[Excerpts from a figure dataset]
::::::::

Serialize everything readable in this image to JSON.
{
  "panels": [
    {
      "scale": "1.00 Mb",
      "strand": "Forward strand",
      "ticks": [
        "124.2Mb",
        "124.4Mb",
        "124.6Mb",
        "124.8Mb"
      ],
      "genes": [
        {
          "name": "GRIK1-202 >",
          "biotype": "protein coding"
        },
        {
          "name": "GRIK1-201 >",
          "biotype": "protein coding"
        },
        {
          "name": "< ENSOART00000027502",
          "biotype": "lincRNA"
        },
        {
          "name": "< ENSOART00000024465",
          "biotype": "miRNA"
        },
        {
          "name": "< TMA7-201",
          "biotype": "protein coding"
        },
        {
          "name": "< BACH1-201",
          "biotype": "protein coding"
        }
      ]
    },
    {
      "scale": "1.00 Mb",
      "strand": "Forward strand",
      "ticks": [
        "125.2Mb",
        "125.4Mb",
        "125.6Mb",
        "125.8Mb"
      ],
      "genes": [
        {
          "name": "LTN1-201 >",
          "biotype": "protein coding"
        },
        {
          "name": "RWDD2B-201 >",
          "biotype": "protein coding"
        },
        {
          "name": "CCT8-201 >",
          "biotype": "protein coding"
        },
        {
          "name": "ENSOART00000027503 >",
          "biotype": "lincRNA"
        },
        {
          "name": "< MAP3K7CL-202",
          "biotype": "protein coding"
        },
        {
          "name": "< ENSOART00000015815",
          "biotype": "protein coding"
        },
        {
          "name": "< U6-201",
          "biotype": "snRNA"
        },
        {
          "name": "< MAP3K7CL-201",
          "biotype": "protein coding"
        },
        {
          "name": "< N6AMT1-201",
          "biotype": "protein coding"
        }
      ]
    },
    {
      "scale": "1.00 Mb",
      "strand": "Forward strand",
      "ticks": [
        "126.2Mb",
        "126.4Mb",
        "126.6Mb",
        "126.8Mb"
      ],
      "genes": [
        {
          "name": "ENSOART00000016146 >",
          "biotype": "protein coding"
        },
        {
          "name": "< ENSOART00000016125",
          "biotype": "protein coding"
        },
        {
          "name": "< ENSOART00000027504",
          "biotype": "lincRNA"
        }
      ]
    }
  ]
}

::::::::

Go through the data and retype all of it exactly.

Output below:
Serialize everything readable in this image to JSON.
{
  "panels": [
    {
      "scale": "1.00 Mb",
      "strand": "Forward strand",
      "ticks": [
        "124.2Mb",
        "124.4Mb",
        "124.6Mb",
        "124.8Mb"
      ],
      "genes": [
        {
          "name": "GRIK1-202 >",
          "biotype": "protein coding"
        },
        {
          "name": "GRIK1-201 >",
          "biotype": "protein coding"
        },
        {
          "name": "< ENSOART00000027502",
          "biotype": "lincRNA"
        },
        {
          "name": "< ENSOART00000024465",
          "biotype": "miRNA"
        },
        {
          "name": "< TMA7-201",
          "biotype": "protein coding"
        },
        {
          "name": "< BACH1-201",
          "biotype": "protein coding"
        }
      ]
    },
    {
      "scale": "1.00 Mb",
      "strand": "Forward strand",
      "ticks": [
        "125.2Mb",
        "125.4Mb",
        "125.6Mb",
        "125.8Mb"
      ],
      "genes": [
        {
          "name": "LTN1-201 >",
          "biotype": "protein coding"
        },
        {
          "name": "RWDD2B-201 >",
          "biotype": "protein coding"
        },
        {
          "name": "CCT8-201 >",
          "biotype": "protein coding"
        },
        {
          "name": "ENSOART00000027503 >",
          "biotype": "lincRNA"
        },
        {
          "name": "< MAP3K7CL-202",
          "biotype": "protein coding"
        },
        {
          "name": "< ENSOART00000015815",
          "biotype": "protein coding"
        },
        {
          "name": "< U6-201",
          "biotype": "snRNA"
        },
        {
          "name": "< MAP3K7CL-201",
          "biotype": "protein coding"
        },
        {
          "name": "< N6AMT1-201",
          "biotype": "protein coding"
        }
      ]
    },
    {
      "scale": "1.00 Mb",
      "strand": "Forward strand",
      "ticks": [
        "126.2Mb",
        "126.4Mb",
        "126.6Mb",
        "126.8Mb"
      ],
      "genes": [
        {
          "name": "ENSOART00000016146 >",
          "biotype": "protein coding"
        },
        {
          "name": "< ENSOART00000016125",
          "biotype": "protein coding"
        },
        {
          "name": "< ENSOART00000027504",
          "biotype": "lincRNA"
        }
      ]
    }
  ]
}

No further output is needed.